» Exercise details:
Reproduce the complete listing without any deviation.

## begin Supplied material

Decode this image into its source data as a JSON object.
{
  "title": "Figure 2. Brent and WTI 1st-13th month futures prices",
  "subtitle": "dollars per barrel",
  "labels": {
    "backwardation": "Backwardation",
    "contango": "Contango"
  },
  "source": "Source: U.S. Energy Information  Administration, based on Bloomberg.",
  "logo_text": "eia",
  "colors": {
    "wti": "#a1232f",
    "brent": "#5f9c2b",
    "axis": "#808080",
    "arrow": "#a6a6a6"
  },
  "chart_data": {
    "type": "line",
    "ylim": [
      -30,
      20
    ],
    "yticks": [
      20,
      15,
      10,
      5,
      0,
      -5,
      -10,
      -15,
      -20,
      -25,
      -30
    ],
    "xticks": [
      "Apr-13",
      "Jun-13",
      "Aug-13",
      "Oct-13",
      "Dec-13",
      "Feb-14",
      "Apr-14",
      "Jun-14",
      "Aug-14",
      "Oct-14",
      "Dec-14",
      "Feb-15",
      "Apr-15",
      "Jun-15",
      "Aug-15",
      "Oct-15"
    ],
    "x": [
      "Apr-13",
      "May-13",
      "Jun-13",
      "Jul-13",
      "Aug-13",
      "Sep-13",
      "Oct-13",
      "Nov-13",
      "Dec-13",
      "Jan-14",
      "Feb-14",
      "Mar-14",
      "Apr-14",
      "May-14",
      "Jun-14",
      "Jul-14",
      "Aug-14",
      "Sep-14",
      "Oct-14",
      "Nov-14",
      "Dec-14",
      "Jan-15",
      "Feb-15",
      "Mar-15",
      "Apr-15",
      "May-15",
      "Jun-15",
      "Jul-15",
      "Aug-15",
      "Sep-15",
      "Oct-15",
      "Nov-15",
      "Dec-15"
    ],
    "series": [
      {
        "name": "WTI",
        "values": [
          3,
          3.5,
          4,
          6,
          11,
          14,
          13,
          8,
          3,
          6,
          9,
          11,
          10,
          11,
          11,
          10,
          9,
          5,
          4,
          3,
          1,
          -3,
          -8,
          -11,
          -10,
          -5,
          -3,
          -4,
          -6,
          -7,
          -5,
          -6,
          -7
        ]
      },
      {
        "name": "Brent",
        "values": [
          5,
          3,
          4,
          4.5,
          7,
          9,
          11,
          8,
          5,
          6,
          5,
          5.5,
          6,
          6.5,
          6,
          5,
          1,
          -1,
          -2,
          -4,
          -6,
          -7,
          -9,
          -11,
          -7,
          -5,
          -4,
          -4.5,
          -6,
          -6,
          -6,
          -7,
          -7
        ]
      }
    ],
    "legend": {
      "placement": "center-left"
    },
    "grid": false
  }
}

## end Supplied material

» Solution for this exercise:
Decode this image into its source data as a JSON object.
{
  "title": "Figure 2. Brent and WTI 1st-13th month futures prices",
  "subtitle": "dollars per barrel",
  "labels": {
    "backwardation": "Backwardation",
    "contango": "Contango"
  },
  "source": "Source: U.S. Energy Information  Administration, based on Bloomberg.",
  "logo_text": "eia",
  "colors": {
    "wti": "#a1232f",
    "brent": "#5f9c2b",
    "axis": "#808080",
    "arrow": "#a6a6a6"
  },
  "chart_data": {
    "type": "line",
    "ylim": [
      -30,
      20
    ],
    "yticks": [
      20,
      15,
      10,
      5,
      0,
      -5,
      -10,
      -15,
      -20,
      -25,
      -30
    ],
    "xticks": [
      "Apr-13",
      "Jun-13",
      "Aug-13",
      "Oct-13",
      "Dec-13",
      "Feb-14",
      "Apr-14",
      "Jun-14",
      "Aug-14",
      "Oct-14",
      "Dec-14",
      "Feb-15",
      "Apr-15",
      "Jun-15",
      "Aug-15",
      "Oct-15"
    ],
    "x": [
      "Apr-13",
      "May-13",
      "Jun-13",
      "Jul-13",
      "Aug-13",
      "Sep-13",
      "Oct-13",
      "Nov-13",
      "Dec-13",
      "Jan-14",
      "Feb-14",
      "Mar-14",
      "Apr-14",
      "May-14",
      "Jun-14",
      "Jul-14",
      "Aug-14",
      "Sep-14",
      "Oct-14",
      "Nov-14",
      "Dec-14",
      "Jan-15",
      "Feb-15",
      "Mar-15",
      "Apr-15",
      "May-15",
      "Jun-15",
      "Jul-15",
      "Aug-15",
      "Sep-15",
      "Oct-15",
      "Nov-15",
      "Dec-15"
    ],
    "series": [
      {
        "name": "WTI",
        "values": [
          3,
          3.5,
          4,
          6,
          11,
          14,
          13,
          8,
          3,
          6,
          9,
          11,
          10,
          11,
          11,
          10,
          9,
          5,
          4,
          3,
          1,
          -3,
          -8,
          -11,
          -10,
          -5,
          -3,
          -4,
          -6,
          -7,
          -5,
          -6,
          -7
        ]
      },
      {
        "name": "Brent",
        "values": [
          5,
          3,
          4,
          4.5,
          7,
          9,
          11,
          8,
          5,
          6,
          5,
          5.5,
          6,
          6.5,
          6,
          5,
          1,
          -1,
          -2,
          -4,
          -6,
          -7,
          -9,
          -11,
          -7,
          -5,
          -4,
          -4.5,
          -6,
          -6,
          -6,
          -7,
          -7
        ]
      }
    ],
    "legend": {
      "placement": "center-left"
    },
    "grid": false
  }
}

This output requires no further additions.